Sustituye "bounding boxes" por "enclosing boxes" en los ítems que van desde el comienzo hasta la línea que contiene "document-body (89, 62, 595, 838)", ambos extremos incluidos, y reproduce esas líneas sin ningún otro cambio.

Datos de entrada ▸
——

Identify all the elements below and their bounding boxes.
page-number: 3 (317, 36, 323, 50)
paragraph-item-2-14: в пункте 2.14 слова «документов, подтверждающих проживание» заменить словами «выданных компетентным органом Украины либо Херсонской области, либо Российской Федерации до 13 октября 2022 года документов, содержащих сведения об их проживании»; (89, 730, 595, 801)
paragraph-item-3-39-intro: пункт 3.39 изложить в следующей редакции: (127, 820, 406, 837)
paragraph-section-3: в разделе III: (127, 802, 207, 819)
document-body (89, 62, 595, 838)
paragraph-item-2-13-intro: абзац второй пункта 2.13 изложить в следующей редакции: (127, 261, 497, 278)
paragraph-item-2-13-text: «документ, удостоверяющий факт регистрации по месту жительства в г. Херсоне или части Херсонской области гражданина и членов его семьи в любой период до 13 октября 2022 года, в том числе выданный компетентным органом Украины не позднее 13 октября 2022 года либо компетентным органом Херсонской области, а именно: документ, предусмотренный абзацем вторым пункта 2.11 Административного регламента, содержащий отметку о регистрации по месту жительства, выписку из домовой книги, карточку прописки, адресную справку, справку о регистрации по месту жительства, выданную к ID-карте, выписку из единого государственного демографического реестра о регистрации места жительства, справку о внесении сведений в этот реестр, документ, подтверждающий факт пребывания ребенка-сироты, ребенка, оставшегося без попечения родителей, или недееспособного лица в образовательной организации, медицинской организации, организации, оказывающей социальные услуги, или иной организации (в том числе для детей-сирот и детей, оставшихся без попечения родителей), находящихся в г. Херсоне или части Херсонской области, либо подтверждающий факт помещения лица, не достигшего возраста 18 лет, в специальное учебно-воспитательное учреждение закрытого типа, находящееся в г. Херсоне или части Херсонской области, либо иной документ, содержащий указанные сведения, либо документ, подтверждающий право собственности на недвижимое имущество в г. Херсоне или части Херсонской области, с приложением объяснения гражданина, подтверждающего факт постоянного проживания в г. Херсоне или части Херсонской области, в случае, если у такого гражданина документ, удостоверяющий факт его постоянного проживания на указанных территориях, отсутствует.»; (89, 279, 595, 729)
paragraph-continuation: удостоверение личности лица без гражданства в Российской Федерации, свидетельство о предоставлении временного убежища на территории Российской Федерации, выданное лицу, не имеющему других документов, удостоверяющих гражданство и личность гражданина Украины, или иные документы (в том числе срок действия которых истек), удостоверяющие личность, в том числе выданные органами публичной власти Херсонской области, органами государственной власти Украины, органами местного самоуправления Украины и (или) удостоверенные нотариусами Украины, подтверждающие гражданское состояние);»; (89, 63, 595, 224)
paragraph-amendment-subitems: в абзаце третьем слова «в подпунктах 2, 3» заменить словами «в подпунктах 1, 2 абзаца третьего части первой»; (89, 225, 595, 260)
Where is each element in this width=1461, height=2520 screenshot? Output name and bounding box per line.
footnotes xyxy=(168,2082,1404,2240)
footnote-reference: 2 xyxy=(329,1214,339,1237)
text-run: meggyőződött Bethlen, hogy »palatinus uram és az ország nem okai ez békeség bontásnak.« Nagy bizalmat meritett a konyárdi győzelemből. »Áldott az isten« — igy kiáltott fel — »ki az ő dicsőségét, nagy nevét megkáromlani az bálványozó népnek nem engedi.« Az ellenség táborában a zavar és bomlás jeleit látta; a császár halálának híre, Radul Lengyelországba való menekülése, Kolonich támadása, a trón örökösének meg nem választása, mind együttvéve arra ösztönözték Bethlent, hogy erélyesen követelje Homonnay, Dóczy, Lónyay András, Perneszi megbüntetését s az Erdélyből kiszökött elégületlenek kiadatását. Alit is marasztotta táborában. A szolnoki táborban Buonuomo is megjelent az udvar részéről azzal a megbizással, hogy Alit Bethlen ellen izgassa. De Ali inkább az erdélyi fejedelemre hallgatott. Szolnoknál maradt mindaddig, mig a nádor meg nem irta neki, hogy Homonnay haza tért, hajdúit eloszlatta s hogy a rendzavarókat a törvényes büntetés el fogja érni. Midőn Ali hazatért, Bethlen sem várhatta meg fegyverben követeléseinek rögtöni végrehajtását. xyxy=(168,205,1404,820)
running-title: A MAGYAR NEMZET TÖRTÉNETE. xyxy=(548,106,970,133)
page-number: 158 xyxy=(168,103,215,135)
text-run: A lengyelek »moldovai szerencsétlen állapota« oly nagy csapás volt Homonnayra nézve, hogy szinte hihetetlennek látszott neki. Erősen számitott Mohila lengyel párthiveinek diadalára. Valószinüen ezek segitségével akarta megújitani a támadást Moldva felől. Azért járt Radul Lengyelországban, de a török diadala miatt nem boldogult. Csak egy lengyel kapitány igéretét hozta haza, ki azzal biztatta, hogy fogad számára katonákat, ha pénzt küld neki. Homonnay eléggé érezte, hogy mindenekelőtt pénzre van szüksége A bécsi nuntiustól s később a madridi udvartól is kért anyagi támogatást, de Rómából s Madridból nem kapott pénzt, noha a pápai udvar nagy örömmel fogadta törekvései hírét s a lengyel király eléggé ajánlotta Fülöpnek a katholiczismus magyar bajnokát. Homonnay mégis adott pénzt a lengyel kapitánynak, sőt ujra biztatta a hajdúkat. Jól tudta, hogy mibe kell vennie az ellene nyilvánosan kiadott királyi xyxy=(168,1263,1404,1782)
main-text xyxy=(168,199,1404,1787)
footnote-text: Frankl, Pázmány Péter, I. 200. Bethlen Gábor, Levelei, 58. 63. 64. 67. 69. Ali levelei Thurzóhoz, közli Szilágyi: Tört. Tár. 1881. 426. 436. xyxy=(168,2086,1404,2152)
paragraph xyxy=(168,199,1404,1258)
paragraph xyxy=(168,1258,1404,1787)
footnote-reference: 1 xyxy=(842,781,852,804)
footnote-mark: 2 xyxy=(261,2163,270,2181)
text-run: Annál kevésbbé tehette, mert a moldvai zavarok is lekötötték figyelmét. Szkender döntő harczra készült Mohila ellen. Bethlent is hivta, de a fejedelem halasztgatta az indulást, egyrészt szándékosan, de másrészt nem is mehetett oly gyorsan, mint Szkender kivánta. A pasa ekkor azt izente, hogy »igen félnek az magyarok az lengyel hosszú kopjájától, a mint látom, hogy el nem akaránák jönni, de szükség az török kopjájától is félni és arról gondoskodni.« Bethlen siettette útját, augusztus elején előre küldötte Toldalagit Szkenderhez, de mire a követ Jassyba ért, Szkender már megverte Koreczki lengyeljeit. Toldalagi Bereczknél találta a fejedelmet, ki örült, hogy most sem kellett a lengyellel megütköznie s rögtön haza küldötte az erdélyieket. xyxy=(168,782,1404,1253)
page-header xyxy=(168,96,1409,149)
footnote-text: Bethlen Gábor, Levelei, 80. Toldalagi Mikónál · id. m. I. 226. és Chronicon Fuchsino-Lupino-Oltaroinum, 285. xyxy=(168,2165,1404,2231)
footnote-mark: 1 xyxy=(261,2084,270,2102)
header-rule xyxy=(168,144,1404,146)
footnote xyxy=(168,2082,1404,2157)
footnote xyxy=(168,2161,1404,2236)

——

Resultado del ejercicio ▸
Identify all the elements below and their enclosing boxes.
page-number: 3 (317, 36, 323, 50)
paragraph-item-2-14: в пункте 2.14 слова «документов, подтверждающих проживание» заменить словами «выданных компетентным органом Украины либо Херсонской области, либо Российской Федерации до 13 октября 2022 года документов, содержащих сведения об их проживании»; (89, 730, 595, 801)
paragraph-item-3-39-intro: пункт 3.39 изложить в следующей редакции: (127, 820, 406, 837)
paragraph-section-3: в разделе III: (127, 802, 207, 819)
document-body (89, 62, 595, 838)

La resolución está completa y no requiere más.